*What the exercise asks:*
Gather all lines in the data that hold the string "Subjectivity".

Dataset rows:
* * * * * * *

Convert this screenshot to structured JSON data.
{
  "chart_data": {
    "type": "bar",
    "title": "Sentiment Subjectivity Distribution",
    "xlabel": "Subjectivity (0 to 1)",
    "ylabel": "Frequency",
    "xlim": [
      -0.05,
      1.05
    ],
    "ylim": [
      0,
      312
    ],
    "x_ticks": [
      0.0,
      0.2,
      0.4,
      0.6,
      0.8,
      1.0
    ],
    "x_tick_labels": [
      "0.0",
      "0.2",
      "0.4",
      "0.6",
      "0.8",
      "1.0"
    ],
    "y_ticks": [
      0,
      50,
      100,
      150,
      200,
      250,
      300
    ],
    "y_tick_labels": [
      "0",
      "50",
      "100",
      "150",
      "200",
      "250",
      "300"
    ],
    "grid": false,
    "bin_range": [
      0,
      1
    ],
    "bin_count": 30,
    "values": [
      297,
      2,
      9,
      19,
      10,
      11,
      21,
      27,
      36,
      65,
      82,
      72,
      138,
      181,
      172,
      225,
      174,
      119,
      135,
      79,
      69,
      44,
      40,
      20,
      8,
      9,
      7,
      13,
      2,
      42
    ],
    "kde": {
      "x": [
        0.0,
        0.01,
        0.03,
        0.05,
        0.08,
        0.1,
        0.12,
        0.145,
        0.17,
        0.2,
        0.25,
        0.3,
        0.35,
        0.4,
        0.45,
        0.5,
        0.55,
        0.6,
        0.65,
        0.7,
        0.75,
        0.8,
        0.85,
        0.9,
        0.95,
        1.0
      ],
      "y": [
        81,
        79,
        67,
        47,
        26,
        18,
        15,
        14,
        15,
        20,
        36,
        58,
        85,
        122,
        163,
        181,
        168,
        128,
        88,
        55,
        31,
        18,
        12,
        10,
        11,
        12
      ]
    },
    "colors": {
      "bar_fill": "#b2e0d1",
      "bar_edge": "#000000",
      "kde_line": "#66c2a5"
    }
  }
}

* * * * * * *

*The response:*
    "title": "Sentiment Subjectivity Distribution",
    "xlabel": "Subjectivity (0 to 1)",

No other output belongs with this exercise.